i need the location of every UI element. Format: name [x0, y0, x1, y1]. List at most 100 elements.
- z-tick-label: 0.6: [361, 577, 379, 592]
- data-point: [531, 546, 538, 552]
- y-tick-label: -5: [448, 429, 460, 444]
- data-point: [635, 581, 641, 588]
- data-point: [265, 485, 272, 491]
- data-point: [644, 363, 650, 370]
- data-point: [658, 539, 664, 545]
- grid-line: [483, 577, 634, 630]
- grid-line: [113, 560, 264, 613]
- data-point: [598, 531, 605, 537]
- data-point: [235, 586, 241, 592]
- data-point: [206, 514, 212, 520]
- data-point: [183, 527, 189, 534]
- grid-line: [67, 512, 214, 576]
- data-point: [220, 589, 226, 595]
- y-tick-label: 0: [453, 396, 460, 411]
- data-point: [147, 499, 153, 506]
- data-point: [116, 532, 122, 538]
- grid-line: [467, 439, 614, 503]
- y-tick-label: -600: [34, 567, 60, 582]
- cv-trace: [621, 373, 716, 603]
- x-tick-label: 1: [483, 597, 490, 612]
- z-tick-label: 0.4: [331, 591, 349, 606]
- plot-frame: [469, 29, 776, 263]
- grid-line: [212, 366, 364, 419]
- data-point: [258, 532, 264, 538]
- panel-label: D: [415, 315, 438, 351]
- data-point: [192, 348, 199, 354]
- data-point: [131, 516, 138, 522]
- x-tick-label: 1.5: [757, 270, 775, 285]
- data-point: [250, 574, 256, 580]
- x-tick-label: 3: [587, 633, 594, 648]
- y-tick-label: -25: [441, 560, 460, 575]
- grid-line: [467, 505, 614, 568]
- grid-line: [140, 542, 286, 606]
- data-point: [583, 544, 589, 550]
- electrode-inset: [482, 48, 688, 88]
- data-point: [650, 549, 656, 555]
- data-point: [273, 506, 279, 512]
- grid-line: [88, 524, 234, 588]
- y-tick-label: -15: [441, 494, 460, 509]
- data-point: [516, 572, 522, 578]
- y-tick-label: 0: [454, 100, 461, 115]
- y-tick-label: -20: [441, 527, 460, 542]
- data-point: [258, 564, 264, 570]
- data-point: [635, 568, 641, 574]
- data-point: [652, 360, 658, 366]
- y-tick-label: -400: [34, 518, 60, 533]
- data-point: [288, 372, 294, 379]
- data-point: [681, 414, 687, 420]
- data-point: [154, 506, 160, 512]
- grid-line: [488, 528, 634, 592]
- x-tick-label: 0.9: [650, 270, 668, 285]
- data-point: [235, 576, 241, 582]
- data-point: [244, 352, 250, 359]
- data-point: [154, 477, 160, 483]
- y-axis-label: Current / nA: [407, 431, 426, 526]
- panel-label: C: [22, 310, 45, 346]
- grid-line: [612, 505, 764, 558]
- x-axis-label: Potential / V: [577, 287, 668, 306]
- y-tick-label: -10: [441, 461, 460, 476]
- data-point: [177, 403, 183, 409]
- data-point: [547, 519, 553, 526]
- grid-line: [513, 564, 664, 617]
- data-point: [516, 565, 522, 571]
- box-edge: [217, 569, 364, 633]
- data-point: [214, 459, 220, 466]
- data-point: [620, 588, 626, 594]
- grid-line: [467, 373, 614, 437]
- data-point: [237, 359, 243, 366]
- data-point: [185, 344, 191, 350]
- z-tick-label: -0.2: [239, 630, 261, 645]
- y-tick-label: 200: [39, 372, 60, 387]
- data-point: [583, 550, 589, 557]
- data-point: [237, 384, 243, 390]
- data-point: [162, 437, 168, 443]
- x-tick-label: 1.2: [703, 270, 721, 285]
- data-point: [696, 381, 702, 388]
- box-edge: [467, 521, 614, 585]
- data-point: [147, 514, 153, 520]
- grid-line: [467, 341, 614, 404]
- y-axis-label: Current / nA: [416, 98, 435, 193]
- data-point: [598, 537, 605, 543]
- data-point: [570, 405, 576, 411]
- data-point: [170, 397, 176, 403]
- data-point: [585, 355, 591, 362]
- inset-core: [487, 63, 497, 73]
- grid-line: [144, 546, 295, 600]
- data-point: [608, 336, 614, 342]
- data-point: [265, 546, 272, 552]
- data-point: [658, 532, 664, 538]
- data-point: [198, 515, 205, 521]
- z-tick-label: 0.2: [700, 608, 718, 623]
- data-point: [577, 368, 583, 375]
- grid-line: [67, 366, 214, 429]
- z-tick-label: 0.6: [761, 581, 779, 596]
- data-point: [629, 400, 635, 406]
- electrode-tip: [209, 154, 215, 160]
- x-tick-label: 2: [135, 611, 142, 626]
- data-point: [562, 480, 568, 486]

============

## [Written instruction]
Extract every line from the entries above and reproduce each one verbatim, leaving every name and bracketed coordinate unchanged.

## [Result of the exercise]
i need the location of every UI element. Format: name [x0, y0, x1, y1]. List at most 100 elements.
- z-tick-label: 0.6: [361, 577, 379, 592]
- data-point: [531, 546, 538, 552]
- y-tick-label: -5: [448, 429, 460, 444]
- data-point: [635, 581, 641, 588]
- data-point: [265, 485, 272, 491]
- data-point: [644, 363, 650, 370]
- data-point: [658, 539, 664, 545]
- grid-line: [483, 577, 634, 630]
- grid-line: [113, 560, 264, 613]
- data-point: [598, 531, 605, 537]
- data-point: [235, 586, 241, 592]
- data-point: [206, 514, 212, 520]
- data-point: [183, 527, 189, 534]
- grid-line: [67, 512, 214, 576]
- data-point: [220, 589, 226, 595]
- y-tick-label: 0: [453, 396, 460, 411]
- data-point: [147, 499, 153, 506]
- data-point: [116, 532, 122, 538]
- grid-line: [467, 439, 614, 503]
- y-tick-label: -600: [34, 567, 60, 582]
- cv-trace: [621, 373, 716, 603]
- x-tick-label: 1: [483, 597, 490, 612]
- z-tick-label: 0.4: [331, 591, 349, 606]
- plot-frame: [469, 29, 776, 263]
- grid-line: [212, 366, 364, 419]
- data-point: [258, 532, 264, 538]
- panel-label: D: [415, 315, 438, 351]
- data-point: [192, 348, 199, 354]
- data-point: [131, 516, 138, 522]
- x-tick-label: 1.5: [757, 270, 775, 285]
- data-point: [250, 574, 256, 580]
- x-tick-label: 3: [587, 633, 594, 648]
- y-tick-label: -25: [441, 560, 460, 575]
- grid-line: [467, 505, 614, 568]
- grid-line: [140, 542, 286, 606]
- data-point: [583, 544, 589, 550]
- electrode-inset: [482, 48, 688, 88]
- data-point: [650, 549, 656, 555]
- data-point: [273, 506, 279, 512]
- grid-line: [88, 524, 234, 588]
- y-tick-label: -15: [441, 494, 460, 509]
- data-point: [516, 572, 522, 578]
- y-tick-label: 0: [454, 100, 461, 115]
- y-tick-label: -20: [441, 527, 460, 542]
- data-point: [258, 564, 264, 570]
- data-point: [635, 568, 641, 574]
- data-point: [652, 360, 658, 366]
- y-tick-label: -400: [34, 518, 60, 533]
- data-point: [288, 372, 294, 379]
- data-point: [681, 414, 687, 420]
- data-point: [154, 506, 160, 512]
- grid-line: [488, 528, 634, 592]
- x-tick-label: 0.9: [650, 270, 668, 285]
- data-point: [235, 576, 241, 582]
- data-point: [244, 352, 250, 359]
- data-point: [154, 477, 160, 483]
- y-axis-label: Current / nA: [407, 431, 426, 526]
- panel-label: C: [22, 310, 45, 346]
- grid-line: [612, 505, 764, 558]
- x-axis-label: Potential / V: [577, 287, 668, 306]
- y-tick-label: -10: [441, 461, 460, 476]
- data-point: [177, 403, 183, 409]
- data-point: [547, 519, 553, 526]
- grid-line: [513, 564, 664, 617]
- data-point: [516, 565, 522, 571]
- box-edge: [217, 569, 364, 633]
- data-point: [214, 459, 220, 466]
- data-point: [620, 588, 626, 594]
- grid-line: [467, 373, 614, 437]
- data-point: [237, 359, 243, 366]
- data-point: [185, 344, 191, 350]
- z-tick-label: -0.2: [239, 630, 261, 645]
- y-tick-label: 200: [39, 372, 60, 387]
- data-point: [583, 550, 589, 557]
- data-point: [237, 384, 243, 390]
- data-point: [162, 437, 168, 443]
- x-tick-label: 1.2: [703, 270, 721, 285]
- data-point: [696, 381, 702, 388]
- box-edge: [467, 521, 614, 585]
- data-point: [147, 514, 153, 520]
- grid-line: [467, 341, 614, 404]
- y-axis-label: Current / nA: [416, 98, 435, 193]
- data-point: [598, 537, 605, 543]
- data-point: [570, 405, 576, 411]
- data-point: [170, 397, 176, 403]
- data-point: [585, 355, 591, 362]
- inset-core: [487, 63, 497, 73]
- grid-line: [144, 546, 295, 600]
- data-point: [608, 336, 614, 342]
- data-point: [265, 546, 272, 552]
- data-point: [658, 532, 664, 538]
- data-point: [198, 515, 205, 521]
- z-tick-label: 0.2: [700, 608, 718, 623]
- data-point: [577, 368, 583, 375]
- grid-line: [67, 366, 214, 429]
- z-tick-label: 0.6: [761, 581, 779, 596]
- data-point: [629, 400, 635, 406]
- electrode-tip: [209, 154, 215, 160]
- x-tick-label: 2: [135, 611, 142, 626]
- data-point: [562, 480, 568, 486]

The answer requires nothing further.